--- Begin ---

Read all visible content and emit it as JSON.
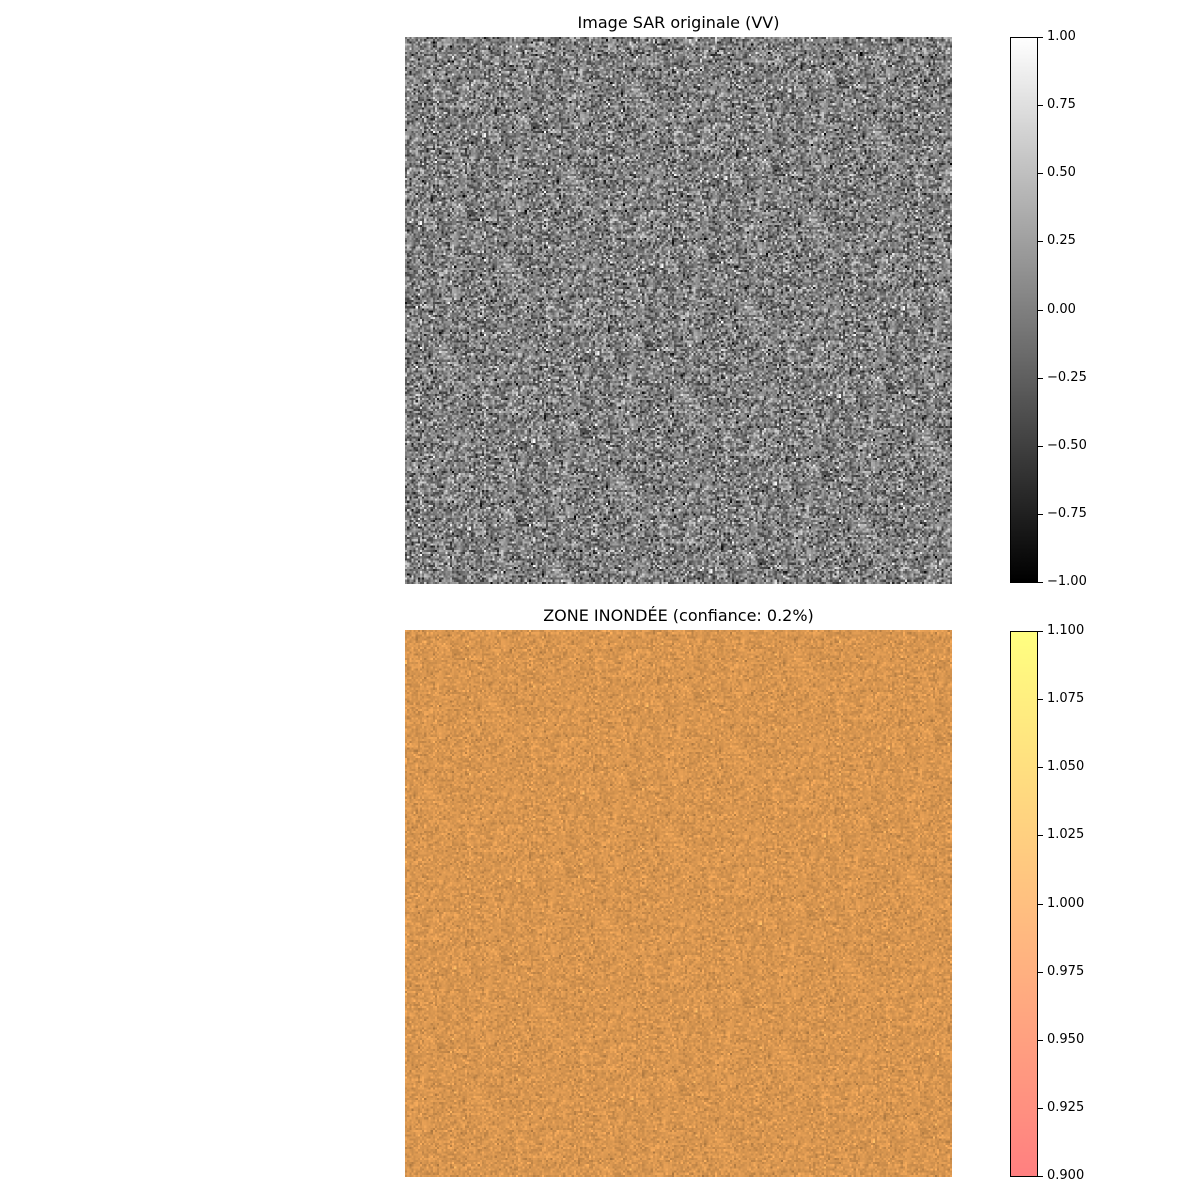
{
  "chart_data": [
    {
      "type": "heatmap",
      "title": "Image SAR originale (VV)",
      "colormap": "gray",
      "noise": {
        "mean": 0.0,
        "std": 0.33,
        "clip": [
          -1.0,
          1.0
        ]
      },
      "grid_size": 256,
      "colorbar": {
        "range": [
          -1.0,
          1.0
        ],
        "ticks": [
          1.0,
          0.75,
          0.5,
          0.25,
          0.0,
          -0.25,
          -0.5,
          -0.75,
          -1.0
        ],
        "tick_labels": [
          "1.00",
          "0.75",
          "0.50",
          "0.25",
          "0.00",
          "−0.25",
          "−0.50",
          "−0.75",
          "−1.00"
        ]
      }
    },
    {
      "type": "heatmap",
      "title": "ZONE INONDÉE (confiance: 0.2%)",
      "colormap": "autumn-overlay",
      "base_color": "#d89650",
      "grid_size": 256,
      "colorbar": {
        "range": [
          0.9,
          1.1
        ],
        "colors": [
          "#ff8080",
          "#ffab80",
          "#ffd580",
          "#ffff80"
        ],
        "ticks": [
          1.1,
          1.075,
          1.05,
          1.025,
          1.0,
          0.975,
          0.95,
          0.925,
          0.9
        ],
        "tick_labels": [
          "1.100",
          "1.075",
          "1.050",
          "1.025",
          "1.000",
          "0.975",
          "0.950",
          "0.925",
          "0.900"
        ]
      }
    }
  ]
}
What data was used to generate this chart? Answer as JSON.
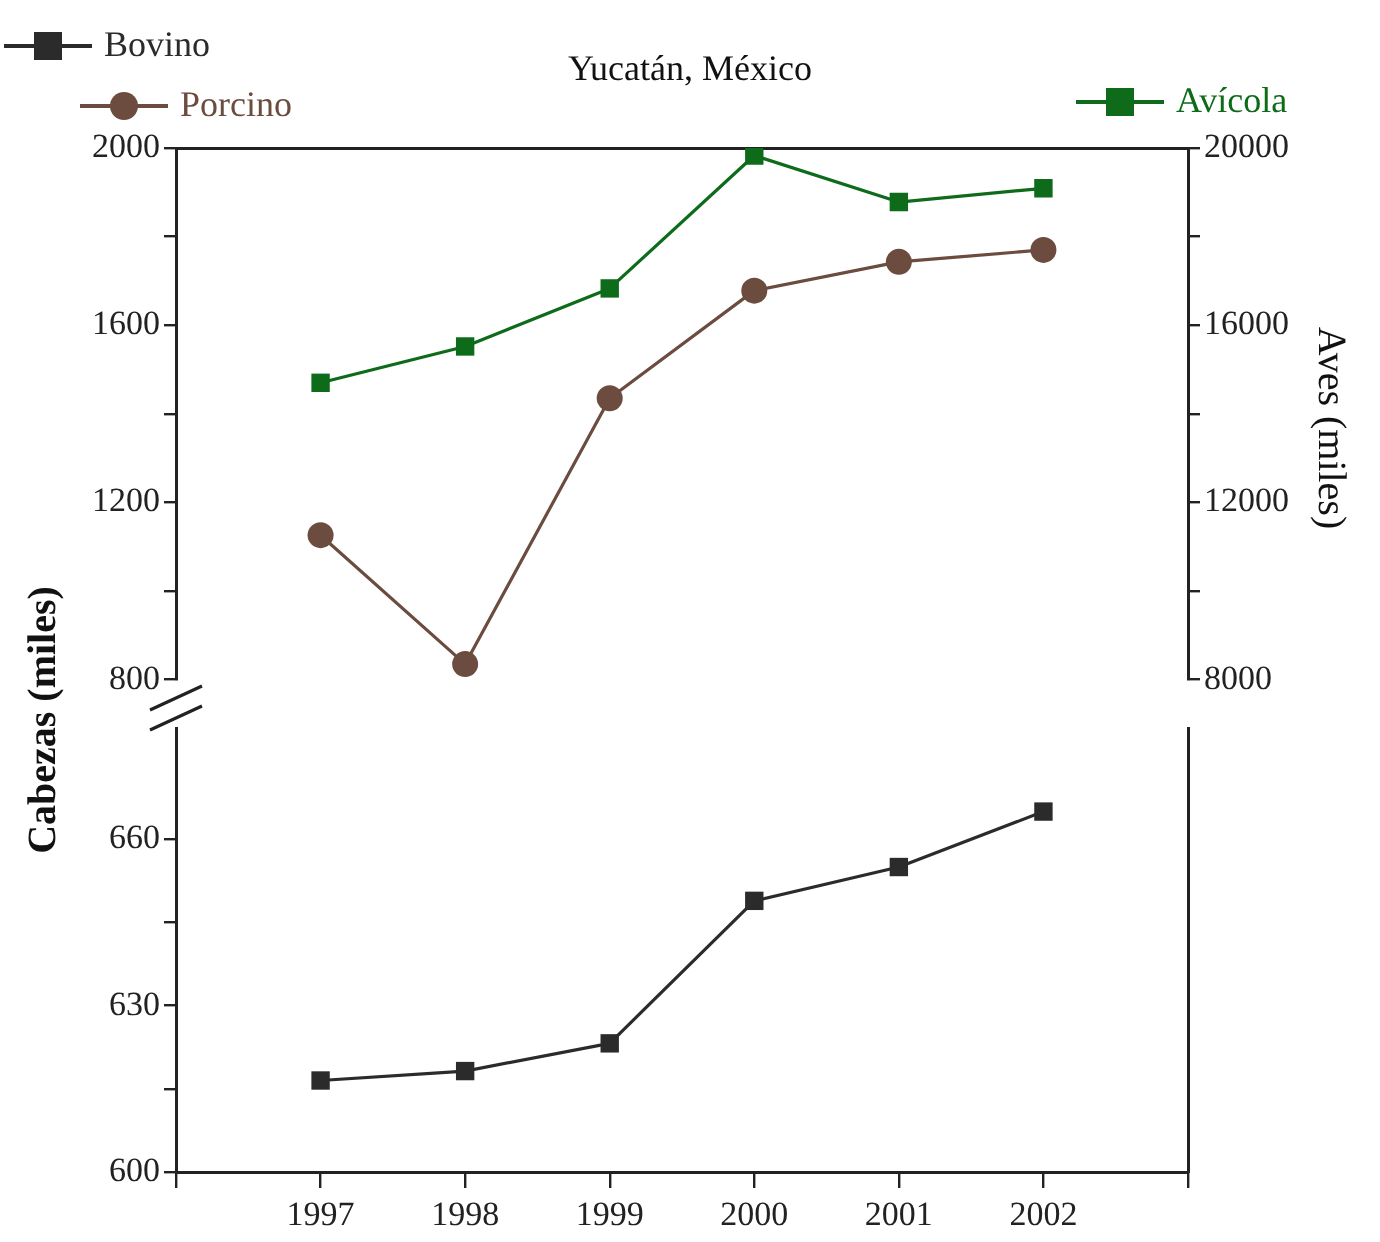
{
  "chart_data": [
    {
      "type": "line",
      "title": "Yucatán, México",
      "y2label": "Aves (miles)",
      "x": [
        1997,
        1998,
        1999,
        2000,
        2001,
        2002
      ],
      "xlim": [
        1996,
        2003
      ],
      "ylim": [
        800,
        2000
      ],
      "yticks": [
        800,
        {
          "value": 1000,
          "label": null
        },
        1200,
        {
          "value": 1400,
          "label": null
        },
        1600,
        {
          "value": 1800,
          "label": null
        },
        2000
      ],
      "y2lim": [
        8000,
        20000
      ],
      "y2ticks": [
        8000,
        {
          "value": 10000,
          "label": null
        },
        12000,
        {
          "value": 14000,
          "label": null
        },
        16000,
        {
          "value": 18000,
          "label": null
        },
        20000
      ],
      "tick_labels": "y",
      "grid": false,
      "legend": "top",
      "line_style": "solid",
      "series": [
        {
          "name": "Porcino",
          "color": "#6b4c3f",
          "marker": "circle",
          "values": [
            1126,
            835,
            1435,
            1678,
            1743,
            1770
          ]
        },
        {
          "name": "Avícola",
          "color": "#0d6b1a",
          "marker": "square",
          "axis": "y2",
          "values": [
            14700,
            15520,
            16830,
            19830,
            18780,
            19090
          ]
        }
      ]
    },
    {
      "type": "line",
      "ylabel": "Cabezas (miles)",
      "x": [
        1997,
        1998,
        1999,
        2000,
        2001,
        2002
      ],
      "xlim": [
        1996,
        2003
      ],
      "xticks": [
        {
          "value": 1996,
          "label": null
        },
        1997,
        1998,
        1999,
        2000,
        2001,
        2002,
        {
          "value": 2003,
          "label": null
        }
      ],
      "ylim": [
        600,
        680
      ],
      "yticks": [
        600,
        {
          "value": 615,
          "label": null
        },
        630,
        {
          "value": 645,
          "label": null
        },
        660
      ],
      "grid": false,
      "legend": "top left",
      "line_style": "solid",
      "series": [
        {
          "name": "Bovino",
          "color": "#2b2b2b",
          "marker": "square",
          "values": [
            616.5,
            618.2,
            623.2,
            648.9,
            655,
            665
          ]
        }
      ]
    }
  ]
}
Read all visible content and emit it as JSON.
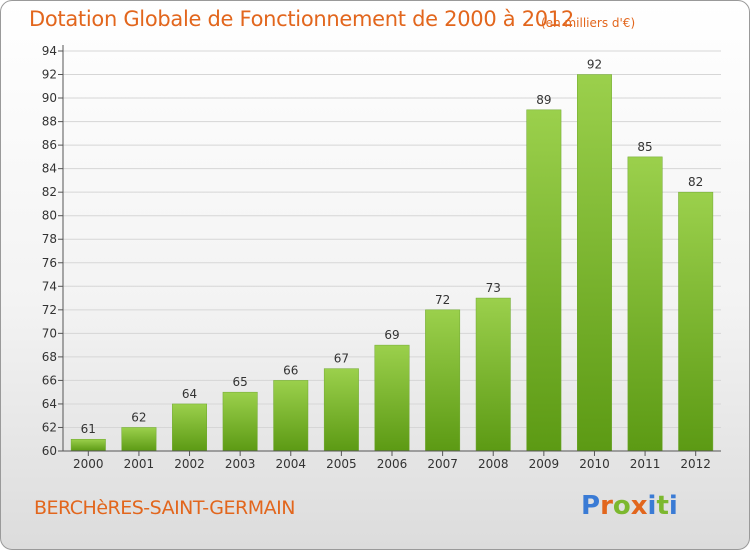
{
  "header": {
    "title": "Dotation Globale de Fonctionnement de 2000 à 2012",
    "subtitle": "(en milliers d'€)"
  },
  "footer": {
    "place": "BERCHèRES-SAINT-GERMAIN",
    "logo": "Proxiti"
  },
  "colors": {
    "accent": "#e2661d",
    "bar_top": "#9bd04c",
    "bar_bottom": "#5c9a14",
    "logo_letters": [
      "#3a7bd5",
      "#e2661d",
      "#7cb82f",
      "#e2661d",
      "#3a7bd5",
      "#7cb82f",
      "#3a7bd5"
    ]
  },
  "chart_data": {
    "type": "bar",
    "title": "Dotation Globale de Fonctionnement de 2000 à 2012",
    "subtitle": "(en milliers d'€)",
    "categories": [
      "2000",
      "2001",
      "2002",
      "2003",
      "2004",
      "2005",
      "2006",
      "2007",
      "2008",
      "2009",
      "2010",
      "2011",
      "2012"
    ],
    "values": [
      61,
      62,
      64,
      65,
      66,
      67,
      69,
      72,
      73,
      89,
      92,
      85,
      82
    ],
    "ylim": [
      60,
      94
    ],
    "yticks": [
      60,
      62,
      64,
      66,
      68,
      70,
      72,
      74,
      76,
      78,
      80,
      82,
      84,
      86,
      88,
      90,
      92,
      94
    ],
    "grid": true,
    "xlabel": "",
    "ylabel": ""
  }
}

--- End ---

REQUIREMENT:
Copy every line above word for word and exclude the pictures.

WRITTEN ANSWER:
Read all visible content and emit it as JSON.
{
  "chart_data": [
    {
      "type": "heatmap",
      "title": "Image SAR originale (VV)",
      "colormap": "gray",
      "noise": {
        "mean": 0.0,
        "std": 0.33,
        "clip": [
          -1.0,
          1.0
        ]
      },
      "grid_size": 256,
      "colorbar": {
        "range": [
          -1.0,
          1.0
        ],
        "ticks": [
          1.0,
          0.75,
          0.5,
          0.25,
          0.0,
          -0.25,
          -0.5,
          -0.75,
          -1.0
        ],
        "tick_labels": [
          "1.00",
          "0.75",
          "0.50",
          "0.25",
          "0.00",
          "−0.25",
          "−0.50",
          "−0.75",
          "−1.00"
        ]
      }
    },
    {
      "type": "heatmap",
      "title": "ZONE INONDÉE (confiance: 0.2%)",
      "colormap": "autumn-overlay",
      "base_color": "#d89650",
      "grid_size": 256,
      "colorbar": {
        "range": [
          0.9,
          1.1
        ],
        "colors": [
          "#ff8080",
          "#ffab80",
          "#ffd580",
          "#ffff80"
        ],
        "ticks": [
          1.1,
          1.075,
          1.05,
          1.025,
          1.0,
          0.975,
          0.95,
          0.925,
          0.9
        ],
        "tick_labels": [
          "1.100",
          "1.075",
          "1.050",
          "1.025",
          "1.000",
          "0.975",
          "0.950",
          "0.925",
          "0.900"
        ]
      }
    }
  ]
}
What data was used to generate this chart? Answer as JSON.
{
  "chart_data": [
    {
      "type": "line",
      "title": "Yucatán, México",
      "y2label": "Aves (miles)",
      "x": [
        1997,
        1998,
        1999,
        2000,
        2001,
        2002
      ],
      "xlim": [
        1996,
        2003
      ],
      "ylim": [
        800,
        2000
      ],
      "yticks": [
        800,
        {
          "value": 1000,
          "label": null
        },
        1200,
        {
          "value": 1400,
          "label": null
        },
        1600,
        {
          "value": 1800,
          "label": null
        },
        2000
      ],
      "y2lim": [
        8000,
        20000
      ],
      "y2ticks": [
        8000,
        {
          "value": 10000,
          "label": null
        },
        12000,
        {
          "value": 14000,
          "label": null
        },
        16000,
        {
          "value": 18000,
          "label": null
        },
        20000
      ],
      "tick_labels": "y",
      "grid": false,
      "legend": "top",
      "line_style": "solid",
      "series": [
        {
          "name": "Porcino",
          "color": "#6b4c3f",
          "marker": "circle",
          "values": [
            1126,
            835,
            1435,
            1678,
            1743,
            1770
          ]
        },
        {
          "name": "Avícola",
          "color": "#0d6b1a",
          "marker": "square",
          "axis": "y2",
          "values": [
            14700,
            15520,
            16830,
            19830,
            18780,
            19090
          ]
        }
      ]
    },
    {
      "type": "line",
      "ylabel": "Cabezas (miles)",
      "x": [
        1997,
        1998,
        1999,
        2000,
        2001,
        2002
      ],
      "xlim": [
        1996,
        2003
      ],
      "xticks": [
        {
          "value": 1996,
          "label": null
        },
        1997,
        1998,
        1999,
        2000,
        2001,
        2002,
        {
          "value": 2003,
          "label": null
        }
      ],
      "ylim": [
        600,
        680
      ],
      "yticks": [
        600,
        {
          "value": 615,
          "label": null
        },
        630,
        {
          "value": 645,
          "label": null
        },
        660
      ],
      "grid": false,
      "legend": "top left",
      "line_style": "solid",
      "series": [
        {
          "name": "Bovino",
          "color": "#2b2b2b",
          "marker": "square",
          "values": [
            616.5,
            618.2,
            623.2,
            648.9,
            655,
            665
          ]
        }
      ]
    }
  ]
}
Read all visible content and emit it as JSON.
{
  "header": {
    "title": "Dotation Globale de Fonctionnement de 2000 à 2012",
    "subtitle": "(en milliers d'€)"
  },
  "footer": {
    "place": "BERCHèRES-SAINT-GERMAIN",
    "logo": "Proxiti"
  },
  "colors": {
    "accent": "#e2661d",
    "bar_top": "#9bd04c",
    "bar_bottom": "#5c9a14",
    "logo_letters": [
      "#3a7bd5",
      "#e2661d",
      "#7cb82f",
      "#e2661d",
      "#3a7bd5",
      "#7cb82f",
      "#3a7bd5"
    ]
  },
  "chart_data": {
    "type": "bar",
    "title": "Dotation Globale de Fonctionnement de 2000 à 2012",
    "subtitle": "(en milliers d'€)",
    "categories": [
      "2000",
      "2001",
      "2002",
      "2003",
      "2004",
      "2005",
      "2006",
      "2007",
      "2008",
      "2009",
      "2010",
      "2011",
      "2012"
    ],
    "values": [
      61,
      62,
      64,
      65,
      66,
      67,
      69,
      72,
      73,
      89,
      92,
      85,
      82
    ],
    "ylim": [
      60,
      94
    ],
    "yticks": [
      60,
      62,
      64,
      66,
      68,
      70,
      72,
      74,
      76,
      78,
      80,
      82,
      84,
      86,
      88,
      90,
      92,
      94
    ],
    "grid": true,
    "xlabel": "",
    "ylabel": ""
  }
}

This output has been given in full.